Begin DATASET RECORDS

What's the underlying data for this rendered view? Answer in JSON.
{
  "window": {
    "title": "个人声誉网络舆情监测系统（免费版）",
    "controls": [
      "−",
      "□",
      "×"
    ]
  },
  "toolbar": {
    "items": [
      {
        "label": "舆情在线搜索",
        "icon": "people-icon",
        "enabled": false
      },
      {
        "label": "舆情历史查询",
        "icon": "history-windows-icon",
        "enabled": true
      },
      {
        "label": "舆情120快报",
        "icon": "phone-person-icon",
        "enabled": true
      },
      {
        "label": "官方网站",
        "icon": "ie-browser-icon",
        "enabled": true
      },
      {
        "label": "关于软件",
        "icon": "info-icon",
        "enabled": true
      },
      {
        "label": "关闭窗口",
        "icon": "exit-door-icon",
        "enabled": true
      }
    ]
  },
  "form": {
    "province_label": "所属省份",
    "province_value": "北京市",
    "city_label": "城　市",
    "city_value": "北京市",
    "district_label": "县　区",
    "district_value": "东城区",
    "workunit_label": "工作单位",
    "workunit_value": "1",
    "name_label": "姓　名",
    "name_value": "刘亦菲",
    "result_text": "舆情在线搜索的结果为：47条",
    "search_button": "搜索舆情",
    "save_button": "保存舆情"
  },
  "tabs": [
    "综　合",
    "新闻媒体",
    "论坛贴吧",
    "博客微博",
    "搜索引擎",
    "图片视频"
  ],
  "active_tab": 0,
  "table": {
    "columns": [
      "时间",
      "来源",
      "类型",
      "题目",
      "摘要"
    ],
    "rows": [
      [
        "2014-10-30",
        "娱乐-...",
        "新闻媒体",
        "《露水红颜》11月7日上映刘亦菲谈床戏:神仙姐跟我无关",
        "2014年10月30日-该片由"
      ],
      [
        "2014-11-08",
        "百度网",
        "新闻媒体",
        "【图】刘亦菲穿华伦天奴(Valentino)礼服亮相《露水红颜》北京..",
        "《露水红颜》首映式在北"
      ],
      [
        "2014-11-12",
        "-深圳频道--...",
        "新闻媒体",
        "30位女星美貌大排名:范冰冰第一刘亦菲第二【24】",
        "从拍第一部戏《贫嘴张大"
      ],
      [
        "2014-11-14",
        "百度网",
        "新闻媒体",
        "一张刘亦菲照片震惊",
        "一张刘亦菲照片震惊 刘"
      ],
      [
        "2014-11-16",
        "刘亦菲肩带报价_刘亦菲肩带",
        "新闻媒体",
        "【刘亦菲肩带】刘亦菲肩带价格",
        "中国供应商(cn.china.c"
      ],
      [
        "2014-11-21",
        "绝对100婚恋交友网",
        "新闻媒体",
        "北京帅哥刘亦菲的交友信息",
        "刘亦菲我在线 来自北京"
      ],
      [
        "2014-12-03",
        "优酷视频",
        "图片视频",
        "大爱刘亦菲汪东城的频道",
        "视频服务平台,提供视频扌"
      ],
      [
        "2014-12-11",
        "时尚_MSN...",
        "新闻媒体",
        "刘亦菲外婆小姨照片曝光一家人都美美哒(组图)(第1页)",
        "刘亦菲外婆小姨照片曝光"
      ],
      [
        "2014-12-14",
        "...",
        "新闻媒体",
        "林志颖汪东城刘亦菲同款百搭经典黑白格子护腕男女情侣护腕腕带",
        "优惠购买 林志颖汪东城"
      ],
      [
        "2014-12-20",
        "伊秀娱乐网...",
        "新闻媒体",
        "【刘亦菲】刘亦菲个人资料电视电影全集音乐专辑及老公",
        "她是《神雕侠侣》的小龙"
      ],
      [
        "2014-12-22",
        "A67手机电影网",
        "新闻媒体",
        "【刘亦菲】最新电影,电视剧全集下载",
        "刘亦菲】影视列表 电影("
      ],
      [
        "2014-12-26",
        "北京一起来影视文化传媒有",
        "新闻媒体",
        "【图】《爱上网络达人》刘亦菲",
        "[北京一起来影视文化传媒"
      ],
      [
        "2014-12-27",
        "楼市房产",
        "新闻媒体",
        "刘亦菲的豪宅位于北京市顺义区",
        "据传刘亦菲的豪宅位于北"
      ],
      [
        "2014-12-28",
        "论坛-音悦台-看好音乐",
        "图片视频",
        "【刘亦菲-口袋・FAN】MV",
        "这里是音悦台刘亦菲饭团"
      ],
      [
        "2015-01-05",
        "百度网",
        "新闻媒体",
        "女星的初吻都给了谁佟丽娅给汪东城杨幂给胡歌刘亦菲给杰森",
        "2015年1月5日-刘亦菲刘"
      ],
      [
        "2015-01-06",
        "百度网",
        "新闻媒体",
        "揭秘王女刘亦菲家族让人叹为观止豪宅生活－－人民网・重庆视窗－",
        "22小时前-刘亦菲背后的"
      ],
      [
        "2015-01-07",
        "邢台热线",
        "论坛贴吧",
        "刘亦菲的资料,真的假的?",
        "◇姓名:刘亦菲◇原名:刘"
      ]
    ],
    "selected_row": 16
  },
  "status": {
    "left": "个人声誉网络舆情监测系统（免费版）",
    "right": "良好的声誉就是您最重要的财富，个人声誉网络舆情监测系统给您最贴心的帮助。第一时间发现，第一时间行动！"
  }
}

End DATASET RECORDS

All of the entries above need to be reproduced exactly.

What's the underlying data for this rendered view? Answer in JSON.
{
  "window": {
    "title": "个人声誉网络舆情监测系统（免费版）",
    "controls": [
      "−",
      "□",
      "×"
    ]
  },
  "toolbar": {
    "items": [
      {
        "label": "舆情在线搜索",
        "icon": "people-icon",
        "enabled": false
      },
      {
        "label": "舆情历史查询",
        "icon": "history-windows-icon",
        "enabled": true
      },
      {
        "label": "舆情120快报",
        "icon": "phone-person-icon",
        "enabled": true
      },
      {
        "label": "官方网站",
        "icon": "ie-browser-icon",
        "enabled": true
      },
      {
        "label": "关于软件",
        "icon": "info-icon",
        "enabled": true
      },
      {
        "label": "关闭窗口",
        "icon": "exit-door-icon",
        "enabled": true
      }
    ]
  },
  "form": {
    "province_label": "所属省份",
    "province_value": "北京市",
    "city_label": "城　市",
    "city_value": "北京市",
    "district_label": "县　区",
    "district_value": "东城区",
    "workunit_label": "工作单位",
    "workunit_value": "1",
    "name_label": "姓　名",
    "name_value": "刘亦菲",
    "result_text": "舆情在线搜索的结果为：47条",
    "search_button": "搜索舆情",
    "save_button": "保存舆情"
  },
  "tabs": [
    "综　合",
    "新闻媒体",
    "论坛贴吧",
    "博客微博",
    "搜索引擎",
    "图片视频"
  ],
  "active_tab": 0,
  "table": {
    "columns": [
      "时间",
      "来源",
      "类型",
      "题目",
      "摘要"
    ],
    "rows": [
      [
        "2014-10-30",
        "娱乐-...",
        "新闻媒体",
        "《露水红颜》11月7日上映刘亦菲谈床戏:神仙姐跟我无关",
        "2014年10月30日-该片由"
      ],
      [
        "2014-11-08",
        "百度网",
        "新闻媒体",
        "【图】刘亦菲穿华伦天奴(Valentino)礼服亮相《露水红颜》北京..",
        "《露水红颜》首映式在北"
      ],
      [
        "2014-11-12",
        "-深圳频道--...",
        "新闻媒体",
        "30位女星美貌大排名:范冰冰第一刘亦菲第二【24】",
        "从拍第一部戏《贫嘴张大"
      ],
      [
        "2014-11-14",
        "百度网",
        "新闻媒体",
        "一张刘亦菲照片震惊",
        "一张刘亦菲照片震惊 刘"
      ],
      [
        "2014-11-16",
        "刘亦菲肩带报价_刘亦菲肩带",
        "新闻媒体",
        "【刘亦菲肩带】刘亦菲肩带价格",
        "中国供应商(cn.china.c"
      ],
      [
        "2014-11-21",
        "绝对100婚恋交友网",
        "新闻媒体",
        "北京帅哥刘亦菲的交友信息",
        "刘亦菲我在线 来自北京"
      ],
      [
        "2014-12-03",
        "优酷视频",
        "图片视频",
        "大爱刘亦菲汪东城的频道",
        "视频服务平台,提供视频扌"
      ],
      [
        "2014-12-11",
        "时尚_MSN...",
        "新闻媒体",
        "刘亦菲外婆小姨照片曝光一家人都美美哒(组图)(第1页)",
        "刘亦菲外婆小姨照片曝光"
      ],
      [
        "2014-12-14",
        "...",
        "新闻媒体",
        "林志颖汪东城刘亦菲同款百搭经典黑白格子护腕男女情侣护腕腕带",
        "优惠购买 林志颖汪东城"
      ],
      [
        "2014-12-20",
        "伊秀娱乐网...",
        "新闻媒体",
        "【刘亦菲】刘亦菲个人资料电视电影全集音乐专辑及老公",
        "她是《神雕侠侣》的小龙"
      ],
      [
        "2014-12-22",
        "A67手机电影网",
        "新闻媒体",
        "【刘亦菲】最新电影,电视剧全集下载",
        "刘亦菲】影视列表 电影("
      ],
      [
        "2014-12-26",
        "北京一起来影视文化传媒有",
        "新闻媒体",
        "【图】《爱上网络达人》刘亦菲",
        "[北京一起来影视文化传媒"
      ],
      [
        "2014-12-27",
        "楼市房产",
        "新闻媒体",
        "刘亦菲的豪宅位于北京市顺义区",
        "据传刘亦菲的豪宅位于北"
      ],
      [
        "2014-12-28",
        "论坛-音悦台-看好音乐",
        "图片视频",
        "【刘亦菲-口袋・FAN】MV",
        "这里是音悦台刘亦菲饭团"
      ],
      [
        "2015-01-05",
        "百度网",
        "新闻媒体",
        "女星的初吻都给了谁佟丽娅给汪东城杨幂给胡歌刘亦菲给杰森",
        "2015年1月5日-刘亦菲刘"
      ],
      [
        "2015-01-06",
        "百度网",
        "新闻媒体",
        "揭秘王女刘亦菲家族让人叹为观止豪宅生活－－人民网・重庆视窗－",
        "22小时前-刘亦菲背后的"
      ],
      [
        "2015-01-07",
        "邢台热线",
        "论坛贴吧",
        "刘亦菲的资料,真的假的?",
        "◇姓名:刘亦菲◇原名:刘"
      ]
    ],
    "selected_row": 16
  },
  "status": {
    "left": "个人声誉网络舆情监测系统（免费版）",
    "right": "良好的声誉就是您最重要的财富，个人声誉网络舆情监测系统给您最贴心的帮助。第一时间发现，第一时间行动！"
  }
}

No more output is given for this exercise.